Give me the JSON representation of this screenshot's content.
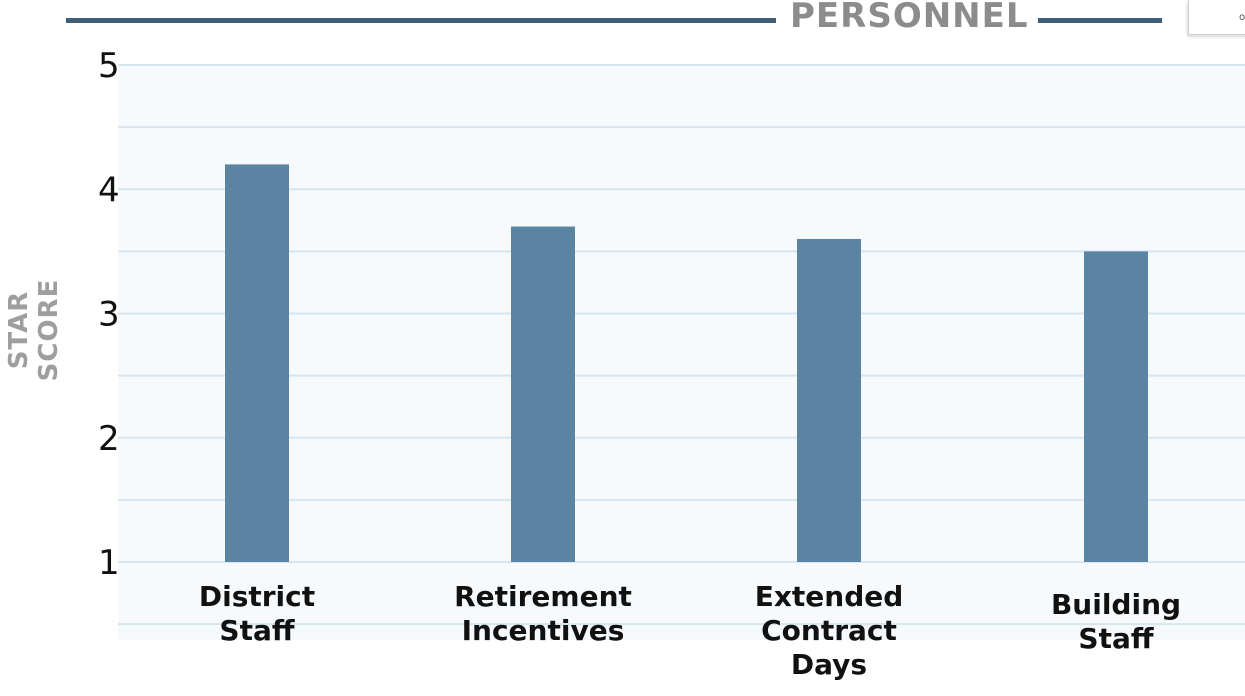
{
  "header": {
    "title": "PERSONNEL",
    "corner_mark": "o"
  },
  "chart_data": {
    "type": "bar",
    "ylabel": "STAR SCORE",
    "xlabel": "",
    "categories": [
      "District\nStaff",
      "Retirement\nIncentives",
      "Extended\nContract\nDays",
      "Building\nStaff"
    ],
    "values": [
      4.2,
      3.7,
      3.6,
      3.5
    ],
    "ylim": [
      1,
      5
    ],
    "yticks": [
      "1",
      "2",
      "3",
      "4",
      "5"
    ],
    "grid": true,
    "bar_color": "#5b84a3",
    "grid_color": "#d6e6ef",
    "title_color": "#8c8c8c",
    "rule_color": "#3f5f78"
  }
}
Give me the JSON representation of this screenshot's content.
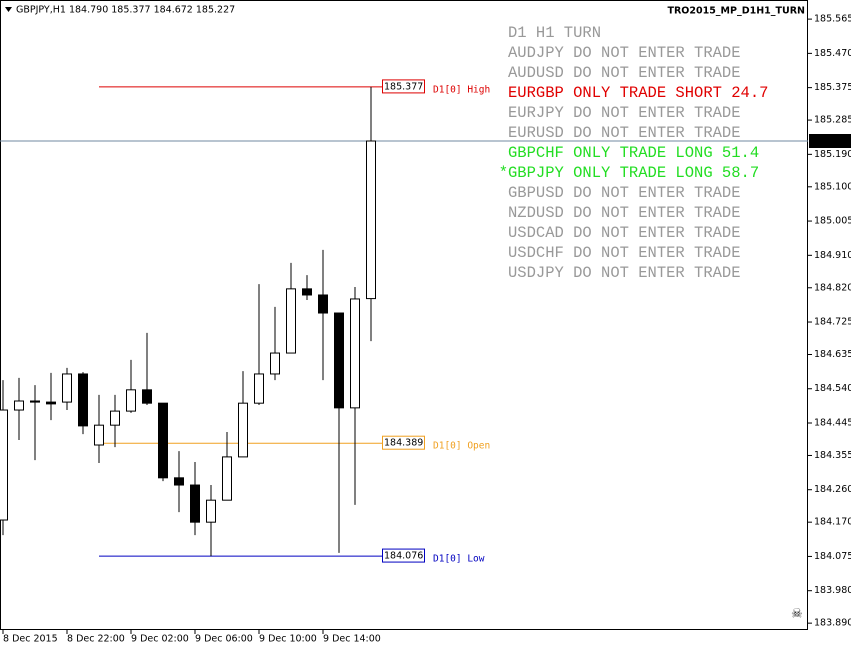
{
  "chart_data": {
    "type": "candlestick",
    "title": "GBPJPY,H1 184.790 185.377 184.672 185.227",
    "indicator": "TRO2015_MP_D1H1_TURN",
    "categories": [
      "8 Dec 2015",
      null,
      null,
      null,
      "8 Dec 22:00",
      null,
      null,
      null,
      "9 Dec 02:00",
      null,
      null,
      null,
      "9 Dec 06:00",
      null,
      null,
      null,
      "9 Dec 10:00",
      null,
      null,
      null,
      "9 Dec 14:00",
      null,
      null,
      null
    ],
    "open": [
      184.176,
      184.481,
      184.506,
      184.503,
      184.503,
      184.581,
      184.384,
      184.439,
      184.478,
      184.537,
      184.5,
      184.293,
      184.273,
      184.17,
      184.231,
      184.351,
      184.5,
      184.581,
      184.639,
      184.817,
      184.8,
      184.75,
      184.487,
      184.79
    ],
    "high": [
      184.564,
      184.57,
      184.55,
      184.584,
      184.598,
      184.586,
      184.523,
      184.523,
      184.62,
      184.695,
      184.5,
      184.367,
      184.337,
      184.273,
      184.42,
      184.589,
      184.83,
      184.767,
      184.889,
      184.855,
      184.925,
      184.75,
      184.822,
      185.377
    ],
    "low": [
      184.134,
      184.398,
      184.342,
      184.453,
      184.481,
      184.414,
      184.334,
      184.378,
      184.473,
      184.495,
      184.284,
      184.198,
      184.134,
      184.076,
      184.231,
      184.351,
      184.495,
      184.564,
      184.639,
      184.786,
      184.564,
      184.085,
      184.218,
      184.672
    ],
    "close": [
      184.481,
      184.506,
      184.503,
      184.498,
      184.581,
      184.437,
      184.439,
      184.478,
      184.537,
      184.5,
      184.293,
      184.273,
      184.17,
      184.231,
      184.351,
      184.5,
      184.581,
      184.639,
      184.817,
      184.8,
      184.75,
      184.487,
      184.789,
      185.227
    ],
    "up_color": "#ffffff",
    "down_color": "#000000",
    "ylim": [
      183.871,
      185.618
    ],
    "yticks": [
      {
        "value": 185.565,
        "label": "185.565"
      },
      {
        "value": 185.47,
        "label": "185.470"
      },
      {
        "value": 185.375,
        "label": "185.375"
      },
      {
        "value": 185.285,
        "label": "185.285"
      },
      {
        "value": 185.19,
        "label": "185.190"
      },
      {
        "value": 185.1,
        "label": "185.100"
      },
      {
        "value": 185.005,
        "label": "185.005"
      },
      {
        "value": 184.91,
        "label": "184.910"
      },
      {
        "value": 184.82,
        "label": "184.820"
      },
      {
        "value": 184.725,
        "label": "184.725"
      },
      {
        "value": 184.635,
        "label": "184.635"
      },
      {
        "value": 184.54,
        "label": "184.540"
      },
      {
        "value": 184.445,
        "label": "184.445"
      },
      {
        "value": 184.355,
        "label": "184.355"
      },
      {
        "value": 184.26,
        "label": "184.260"
      },
      {
        "value": 184.17,
        "label": "184.170"
      },
      {
        "value": 184.075,
        "label": "184.075"
      },
      {
        "value": 183.98,
        "label": "183.980"
      },
      {
        "value": 183.89,
        "label": "183.890"
      }
    ],
    "current_price": {
      "value": 185.227,
      "color": "#7088a0"
    },
    "levels": [
      {
        "name": "D1[0] High",
        "value": 185.377,
        "color": "#dd0000"
      },
      {
        "name": "D1[0] Open",
        "value": 184.389,
        "color": "#f0a020"
      },
      {
        "name": "D1[0] Low",
        "value": 184.076,
        "color": "#0000c0"
      }
    ],
    "panel": [
      {
        "text": "D1 H1 TURN",
        "color": "#999999"
      },
      {
        "text": "AUDJPY DO NOT ENTER TRADE",
        "color": "#999999"
      },
      {
        "text": "AUDUSD DO NOT ENTER TRADE",
        "color": "#999999"
      },
      {
        "text": "EURGBP ONLY TRADE SHORT 24.7",
        "color": "#e00000"
      },
      {
        "text": "EURJPY DO NOT ENTER TRADE",
        "color": "#999999"
      },
      {
        "text": "EURUSD DO NOT ENTER TRADE",
        "color": "#999999"
      },
      {
        "text": "GBPCHF ONLY TRADE LONG 51.4",
        "color": "#22dd22"
      },
      {
        "text": "*GBPJPY ONLY TRADE LONG 58.7",
        "color": "#22dd22"
      },
      {
        "text": "GBPUSD DO NOT ENTER TRADE",
        "color": "#999999"
      },
      {
        "text": "NZDUSD DO NOT ENTER TRADE",
        "color": "#999999"
      },
      {
        "text": "USDCAD DO NOT ENTER TRADE",
        "color": "#999999"
      },
      {
        "text": "USDCHF DO NOT ENTER TRADE",
        "color": "#999999"
      },
      {
        "text": "USDJPY DO NOT ENTER TRADE",
        "color": "#999999"
      }
    ]
  }
}
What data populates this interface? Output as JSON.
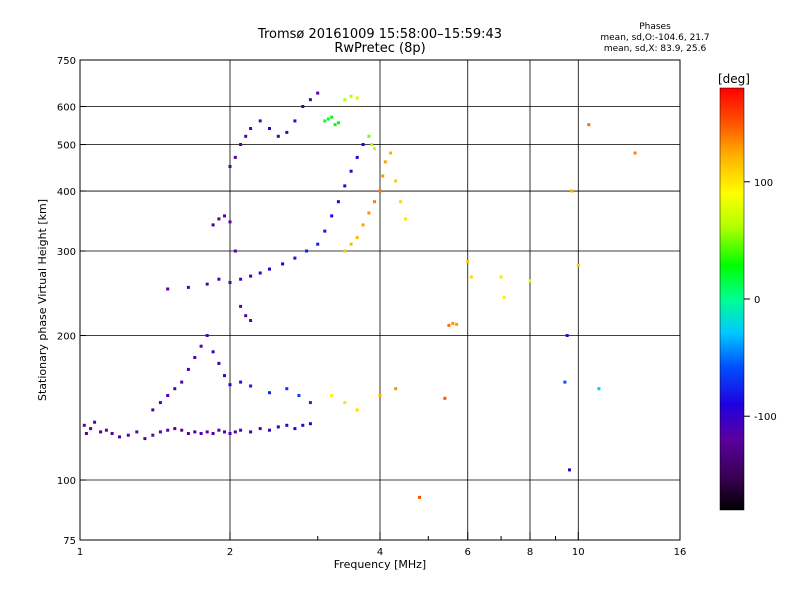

# # # # #

» WHAT YOU ARE ASKED TO DO
Pictures are to be left out; the records above must be repeated word for word.

» WORKED ANSWER
Give me the JSON representation of this screenshot's content.
{
  "header": {
    "title": "PERSONNEL",
    "corner_mark": "o"
  },
  "chart_data": {
    "type": "bar",
    "ylabel": "STAR SCORE",
    "xlabel": "",
    "categories": [
      "District\nStaff",
      "Retirement\nIncentives",
      "Extended\nContract\nDays",
      "Building\nStaff"
    ],
    "values": [
      4.2,
      3.7,
      3.6,
      3.5
    ],
    "ylim": [
      1,
      5
    ],
    "yticks": [
      "1",
      "2",
      "3",
      "4",
      "5"
    ],
    "grid": true,
    "bar_color": "#5b84a3",
    "grid_color": "#d6e6ef",
    "title_color": "#8c8c8c",
    "rule_color": "#3f5f78"
  }
}
Give me the JSON representation of this screenshot's content.
{
  "chart_data": {
    "type": "candlestick",
    "title": "GBPJPY,H1 184.790 185.377 184.672 185.227",
    "indicator": "TRO2015_MP_D1H1_TURN",
    "categories": [
      "8 Dec 2015",
      null,
      null,
      null,
      "8 Dec 22:00",
      null,
      null,
      null,
      "9 Dec 02:00",
      null,
      null,
      null,
      "9 Dec 06:00",
      null,
      null,
      null,
      "9 Dec 10:00",
      null,
      null,
      null,
      "9 Dec 14:00",
      null,
      null,
      null
    ],
    "open": [
      184.176,
      184.481,
      184.506,
      184.503,
      184.503,
      184.581,
      184.384,
      184.439,
      184.478,
      184.537,
      184.5,
      184.293,
      184.273,
      184.17,
      184.231,
      184.351,
      184.5,
      184.581,
      184.639,
      184.817,
      184.8,
      184.75,
      184.487,
      184.79
    ],
    "high": [
      184.564,
      184.57,
      184.55,
      184.584,
      184.598,
      184.586,
      184.523,
      184.523,
      184.62,
      184.695,
      184.5,
      184.367,
      184.337,
      184.273,
      184.42,
      184.589,
      184.83,
      184.767,
      184.889,
      184.855,
      184.925,
      184.75,
      184.822,
      185.377
    ],
    "low": [
      184.134,
      184.398,
      184.342,
      184.453,
      184.481,
      184.414,
      184.334,
      184.378,
      184.473,
      184.495,
      184.284,
      184.198,
      184.134,
      184.076,
      184.231,
      184.351,
      184.495,
      184.564,
      184.639,
      184.786,
      184.564,
      184.085,
      184.218,
      184.672
    ],
    "close": [
      184.481,
      184.506,
      184.503,
      184.498,
      184.581,
      184.437,
      184.439,
      184.478,
      184.537,
      184.5,
      184.293,
      184.273,
      184.17,
      184.231,
      184.351,
      184.5,
      184.581,
      184.639,
      184.817,
      184.8,
      184.75,
      184.487,
      184.789,
      185.227
    ],
    "up_color": "#ffffff",
    "down_color": "#000000",
    "ylim": [
      183.871,
      185.618
    ],
    "yticks": [
      {
        "value": 185.565,
        "label": "185.565"
      },
      {
        "value": 185.47,
        "label": "185.470"
      },
      {
        "value": 185.375,
        "label": "185.375"
      },
      {
        "value": 185.285,
        "label": "185.285"
      },
      {
        "value": 185.19,
        "label": "185.190"
      },
      {
        "value": 185.1,
        "label": "185.100"
      },
      {
        "value": 185.005,
        "label": "185.005"
      },
      {
        "value": 184.91,
        "label": "184.910"
      },
      {
        "value": 184.82,
        "label": "184.820"
      },
      {
        "value": 184.725,
        "label": "184.725"
      },
      {
        "value": 184.635,
        "label": "184.635"
      },
      {
        "value": 184.54,
        "label": "184.540"
      },
      {
        "value": 184.445,
        "label": "184.445"
      },
      {
        "value": 184.355,
        "label": "184.355"
      },
      {
        "value": 184.26,
        "label": "184.260"
      },
      {
        "value": 184.17,
        "label": "184.170"
      },
      {
        "value": 184.075,
        "label": "184.075"
      },
      {
        "value": 183.98,
        "label": "183.980"
      },
      {
        "value": 183.89,
        "label": "183.890"
      }
    ],
    "current_price": {
      "value": 185.227,
      "color": "#7088a0"
    },
    "levels": [
      {
        "name": "D1[0] High",
        "value": 185.377,
        "color": "#dd0000"
      },
      {
        "name": "D1[0] Open",
        "value": 184.389,
        "color": "#f0a020"
      },
      {
        "name": "D1[0] Low",
        "value": 184.076,
        "color": "#0000c0"
      }
    ],
    "panel": [
      {
        "text": "D1 H1 TURN",
        "color": "#999999"
      },
      {
        "text": "AUDJPY DO NOT ENTER TRADE",
        "color": "#999999"
      },
      {
        "text": "AUDUSD DO NOT ENTER TRADE",
        "color": "#999999"
      },
      {
        "text": "EURGBP ONLY TRADE SHORT 24.7",
        "color": "#e00000"
      },
      {
        "text": "EURJPY DO NOT ENTER TRADE",
        "color": "#999999"
      },
      {
        "text": "EURUSD DO NOT ENTER TRADE",
        "color": "#999999"
      },
      {
        "text": "GBPCHF ONLY TRADE LONG 51.4",
        "color": "#22dd22"
      },
      {
        "text": "*GBPJPY ONLY TRADE LONG 58.7",
        "color": "#22dd22"
      },
      {
        "text": "GBPUSD DO NOT ENTER TRADE",
        "color": "#999999"
      },
      {
        "text": "NZDUSD DO NOT ENTER TRADE",
        "color": "#999999"
      },
      {
        "text": "USDCAD DO NOT ENTER TRADE",
        "color": "#999999"
      },
      {
        "text": "USDCHF DO NOT ENTER TRADE",
        "color": "#999999"
      },
      {
        "text": "USDJPY DO NOT ENTER TRADE",
        "color": "#999999"
      }
    ]
  }
}
What data populates this interface? Output as JSON.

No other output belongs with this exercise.